▶ Task details: Return each line containing "flow".

※

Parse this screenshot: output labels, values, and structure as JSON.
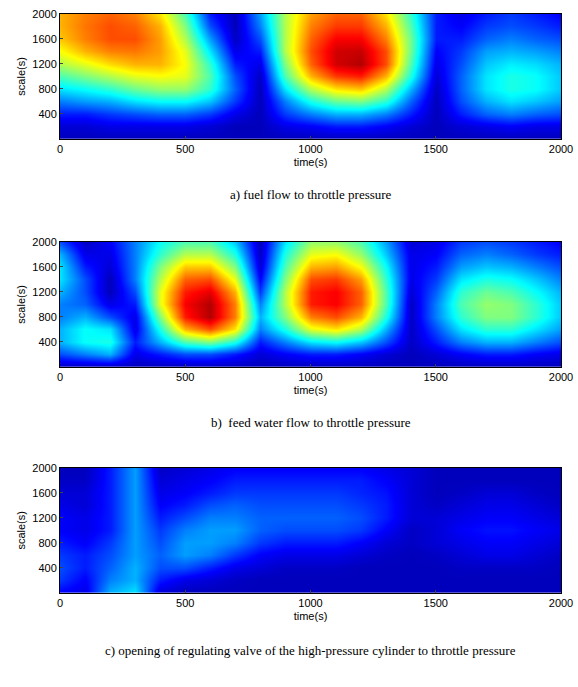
{
  "chart_data": [
    {
      "type": "heatmap",
      "title": "a) fuel flow to throttle pressure",
      "x_label": "time(s)",
      "y_label": "scale(s)",
      "color": "jet",
      "grid": false,
      "x": [
        0,
        100,
        200,
        300,
        400,
        500,
        600,
        700,
        800,
        900,
        1000,
        1100,
        1200,
        1300,
        1400,
        1500,
        1600,
        1700,
        1800,
        1900,
        2000
      ],
      "y": [
        0,
        200,
        400,
        600,
        800,
        1000,
        1200,
        1400,
        1600,
        1800,
        2000
      ],
      "z": [
        [
          0.05,
          0.05,
          0.05,
          0.05,
          0.05,
          0.05,
          0.05,
          0.05,
          0.05,
          0.05,
          0.05,
          0.05,
          0.05,
          0.05,
          0.05,
          0.05,
          0.05,
          0.05,
          0.05,
          0.05,
          0.05
        ],
        [
          0.08,
          0.08,
          0.1,
          0.1,
          0.1,
          0.1,
          0.08,
          0.05,
          0.05,
          0.1,
          0.12,
          0.15,
          0.15,
          0.12,
          0.08,
          0.05,
          0.08,
          0.1,
          0.12,
          0.1,
          0.1
        ],
        [
          0.15,
          0.15,
          0.18,
          0.2,
          0.22,
          0.22,
          0.18,
          0.1,
          0.05,
          0.18,
          0.25,
          0.3,
          0.3,
          0.25,
          0.15,
          0.05,
          0.15,
          0.22,
          0.25,
          0.22,
          0.2
        ],
        [
          0.25,
          0.28,
          0.3,
          0.35,
          0.38,
          0.38,
          0.32,
          0.18,
          0.05,
          0.25,
          0.4,
          0.48,
          0.5,
          0.42,
          0.22,
          0.05,
          0.2,
          0.3,
          0.35,
          0.32,
          0.28
        ],
        [
          0.35,
          0.38,
          0.42,
          0.48,
          0.52,
          0.52,
          0.42,
          0.22,
          0.05,
          0.35,
          0.55,
          0.65,
          0.68,
          0.55,
          0.3,
          0.06,
          0.22,
          0.35,
          0.4,
          0.38,
          0.32
        ],
        [
          0.45,
          0.5,
          0.55,
          0.6,
          0.62,
          0.6,
          0.45,
          0.2,
          0.06,
          0.45,
          0.7,
          0.82,
          0.85,
          0.7,
          0.4,
          0.08,
          0.22,
          0.35,
          0.4,
          0.38,
          0.32
        ],
        [
          0.55,
          0.6,
          0.66,
          0.7,
          0.7,
          0.62,
          0.42,
          0.15,
          0.1,
          0.5,
          0.78,
          0.92,
          0.95,
          0.8,
          0.45,
          0.1,
          0.2,
          0.32,
          0.36,
          0.34,
          0.3
        ],
        [
          0.62,
          0.7,
          0.75,
          0.76,
          0.72,
          0.6,
          0.35,
          0.1,
          0.15,
          0.55,
          0.8,
          0.92,
          0.93,
          0.8,
          0.48,
          0.12,
          0.18,
          0.28,
          0.3,
          0.28,
          0.25
        ],
        [
          0.68,
          0.75,
          0.8,
          0.8,
          0.72,
          0.55,
          0.28,
          0.06,
          0.2,
          0.55,
          0.78,
          0.88,
          0.88,
          0.75,
          0.48,
          0.15,
          0.15,
          0.22,
          0.25,
          0.22,
          0.2
        ],
        [
          0.7,
          0.76,
          0.8,
          0.78,
          0.7,
          0.5,
          0.2,
          0.05,
          0.25,
          0.55,
          0.75,
          0.82,
          0.82,
          0.7,
          0.45,
          0.15,
          0.12,
          0.18,
          0.2,
          0.18,
          0.15
        ],
        [
          0.7,
          0.75,
          0.78,
          0.75,
          0.65,
          0.45,
          0.15,
          0.05,
          0.28,
          0.55,
          0.72,
          0.78,
          0.78,
          0.65,
          0.42,
          0.15,
          0.1,
          0.15,
          0.18,
          0.15,
          0.12
        ]
      ],
      "zlim": [
        0,
        1
      ],
      "xlim": [
        0,
        2000
      ],
      "ylim": [
        0,
        2000
      ],
      "xticks": [
        0,
        500,
        1000,
        1500,
        2000
      ],
      "yticks": [
        400,
        800,
        1200,
        1600,
        2000
      ]
    },
    {
      "type": "heatmap",
      "title": "b)  feed water flow to throttle pressure",
      "x_label": "time(s)",
      "y_label": "scale(s)",
      "color": "jet",
      "grid": false,
      "x": [
        0,
        100,
        200,
        300,
        400,
        500,
        600,
        700,
        800,
        900,
        1000,
        1100,
        1200,
        1300,
        1400,
        1500,
        1600,
        1700,
        1800,
        1900,
        2000
      ],
      "y": [
        0,
        200,
        400,
        600,
        800,
        1000,
        1200,
        1400,
        1600,
        1800,
        2000
      ],
      "z": [
        [
          0.05,
          0.05,
          0.05,
          0.05,
          0.05,
          0.05,
          0.05,
          0.05,
          0.05,
          0.05,
          0.05,
          0.05,
          0.05,
          0.05,
          0.05,
          0.05,
          0.05,
          0.05,
          0.05,
          0.05,
          0.05
        ],
        [
          0.2,
          0.25,
          0.3,
          0.1,
          0.15,
          0.2,
          0.2,
          0.15,
          0.08,
          0.12,
          0.15,
          0.15,
          0.12,
          0.08,
          0.05,
          0.08,
          0.12,
          0.15,
          0.15,
          0.12,
          0.1
        ],
        [
          0.3,
          0.38,
          0.4,
          0.15,
          0.3,
          0.45,
          0.5,
          0.4,
          0.15,
          0.25,
          0.35,
          0.38,
          0.32,
          0.2,
          0.06,
          0.15,
          0.25,
          0.3,
          0.3,
          0.25,
          0.2
        ],
        [
          0.3,
          0.38,
          0.35,
          0.1,
          0.4,
          0.7,
          0.8,
          0.65,
          0.25,
          0.4,
          0.6,
          0.65,
          0.55,
          0.3,
          0.06,
          0.2,
          0.35,
          0.42,
          0.42,
          0.35,
          0.28
        ],
        [
          0.25,
          0.3,
          0.2,
          0.1,
          0.5,
          0.85,
          0.95,
          0.75,
          0.3,
          0.5,
          0.75,
          0.8,
          0.7,
          0.4,
          0.06,
          0.25,
          0.42,
          0.5,
          0.5,
          0.42,
          0.32
        ],
        [
          0.25,
          0.22,
          0.1,
          0.15,
          0.6,
          0.88,
          0.95,
          0.75,
          0.25,
          0.55,
          0.85,
          0.88,
          0.78,
          0.45,
          0.06,
          0.25,
          0.45,
          0.52,
          0.5,
          0.42,
          0.32
        ],
        [
          0.3,
          0.2,
          0.05,
          0.2,
          0.6,
          0.85,
          0.9,
          0.7,
          0.18,
          0.55,
          0.85,
          0.88,
          0.78,
          0.45,
          0.08,
          0.22,
          0.42,
          0.48,
          0.45,
          0.38,
          0.3
        ],
        [
          0.35,
          0.2,
          0.05,
          0.25,
          0.55,
          0.78,
          0.8,
          0.6,
          0.12,
          0.5,
          0.8,
          0.82,
          0.72,
          0.42,
          0.1,
          0.18,
          0.35,
          0.4,
          0.38,
          0.32,
          0.25
        ],
        [
          0.35,
          0.15,
          0.08,
          0.25,
          0.5,
          0.68,
          0.68,
          0.5,
          0.08,
          0.45,
          0.7,
          0.72,
          0.62,
          0.38,
          0.1,
          0.15,
          0.28,
          0.32,
          0.3,
          0.25,
          0.2
        ],
        [
          0.3,
          0.1,
          0.1,
          0.25,
          0.42,
          0.55,
          0.55,
          0.4,
          0.06,
          0.4,
          0.6,
          0.62,
          0.52,
          0.32,
          0.1,
          0.12,
          0.22,
          0.25,
          0.22,
          0.18,
          0.15
        ],
        [
          0.2,
          0.06,
          0.12,
          0.25,
          0.38,
          0.45,
          0.45,
          0.32,
          0.05,
          0.35,
          0.52,
          0.52,
          0.45,
          0.28,
          0.08,
          0.1,
          0.18,
          0.2,
          0.18,
          0.15,
          0.12
        ]
      ],
      "zlim": [
        0,
        1
      ],
      "xlim": [
        0,
        2000
      ],
      "ylim": [
        0,
        2000
      ],
      "xticks": [
        0,
        500,
        1000,
        1500,
        2000
      ],
      "yticks": [
        400,
        800,
        1200,
        1600,
        2000
      ]
    },
    {
      "type": "heatmap",
      "title": "c) opening of regulating valve of the high-pressure cylinder to throttle pressure",
      "x_label": "time(s)",
      "y_label": "scale(s)",
      "color": "jet",
      "grid": false,
      "x": [
        0,
        100,
        200,
        300,
        400,
        500,
        600,
        700,
        800,
        900,
        1000,
        1100,
        1200,
        1300,
        1400,
        1500,
        1600,
        1700,
        1800,
        1900,
        2000
      ],
      "y": [
        0,
        200,
        400,
        600,
        800,
        1000,
        1200,
        1400,
        1600,
        1800,
        2000
      ],
      "z": [
        [
          0.12,
          0.1,
          0.3,
          0.35,
          0.08,
          0.05,
          0.05,
          0.05,
          0.05,
          0.05,
          0.05,
          0.05,
          0.05,
          0.05,
          0.05,
          0.05,
          0.05,
          0.05,
          0.05,
          0.05,
          0.05
        ],
        [
          0.18,
          0.12,
          0.25,
          0.3,
          0.15,
          0.1,
          0.08,
          0.06,
          0.05,
          0.05,
          0.05,
          0.05,
          0.05,
          0.05,
          0.05,
          0.05,
          0.05,
          0.05,
          0.05,
          0.05,
          0.05
        ],
        [
          0.2,
          0.15,
          0.22,
          0.3,
          0.2,
          0.2,
          0.15,
          0.1,
          0.08,
          0.06,
          0.06,
          0.06,
          0.05,
          0.05,
          0.05,
          0.05,
          0.06,
          0.06,
          0.06,
          0.06,
          0.05
        ],
        [
          0.18,
          0.15,
          0.2,
          0.28,
          0.22,
          0.28,
          0.25,
          0.18,
          0.12,
          0.1,
          0.1,
          0.1,
          0.08,
          0.06,
          0.05,
          0.06,
          0.08,
          0.1,
          0.1,
          0.08,
          0.06
        ],
        [
          0.15,
          0.12,
          0.18,
          0.28,
          0.2,
          0.28,
          0.28,
          0.25,
          0.18,
          0.15,
          0.15,
          0.15,
          0.12,
          0.08,
          0.06,
          0.08,
          0.1,
          0.12,
          0.12,
          0.1,
          0.08
        ],
        [
          0.12,
          0.1,
          0.15,
          0.28,
          0.18,
          0.25,
          0.28,
          0.28,
          0.22,
          0.2,
          0.2,
          0.2,
          0.18,
          0.12,
          0.06,
          0.08,
          0.12,
          0.14,
          0.14,
          0.12,
          0.1
        ],
        [
          0.12,
          0.1,
          0.15,
          0.28,
          0.15,
          0.2,
          0.25,
          0.25,
          0.22,
          0.22,
          0.22,
          0.22,
          0.2,
          0.15,
          0.08,
          0.08,
          0.1,
          0.12,
          0.12,
          0.1,
          0.08
        ],
        [
          0.1,
          0.08,
          0.15,
          0.28,
          0.12,
          0.15,
          0.2,
          0.22,
          0.2,
          0.2,
          0.2,
          0.2,
          0.18,
          0.15,
          0.08,
          0.06,
          0.08,
          0.1,
          0.1,
          0.08,
          0.06
        ],
        [
          0.08,
          0.08,
          0.15,
          0.28,
          0.1,
          0.12,
          0.15,
          0.18,
          0.18,
          0.18,
          0.18,
          0.18,
          0.16,
          0.14,
          0.08,
          0.05,
          0.06,
          0.08,
          0.08,
          0.06,
          0.05
        ],
        [
          0.06,
          0.06,
          0.15,
          0.28,
          0.08,
          0.1,
          0.12,
          0.15,
          0.15,
          0.15,
          0.15,
          0.15,
          0.15,
          0.12,
          0.08,
          0.05,
          0.05,
          0.05,
          0.05,
          0.05,
          0.05
        ],
        [
          0.05,
          0.05,
          0.15,
          0.28,
          0.06,
          0.08,
          0.1,
          0.12,
          0.12,
          0.12,
          0.12,
          0.12,
          0.12,
          0.1,
          0.08,
          0.05,
          0.05,
          0.05,
          0.05,
          0.05,
          0.05
        ]
      ],
      "zlim": [
        0,
        1
      ],
      "xlim": [
        0,
        2000
      ],
      "ylim": [
        0,
        2000
      ],
      "xticks": [
        0,
        500,
        1000,
        1500,
        2000
      ],
      "yticks": [
        400,
        800,
        1200,
        1600,
        2000
      ]
    }
  ]
}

※

▶ Answer to this exercise:
      "title": "a) fuel flow to throttle pressure",
      "title": "b)  feed water flow to throttle pressure",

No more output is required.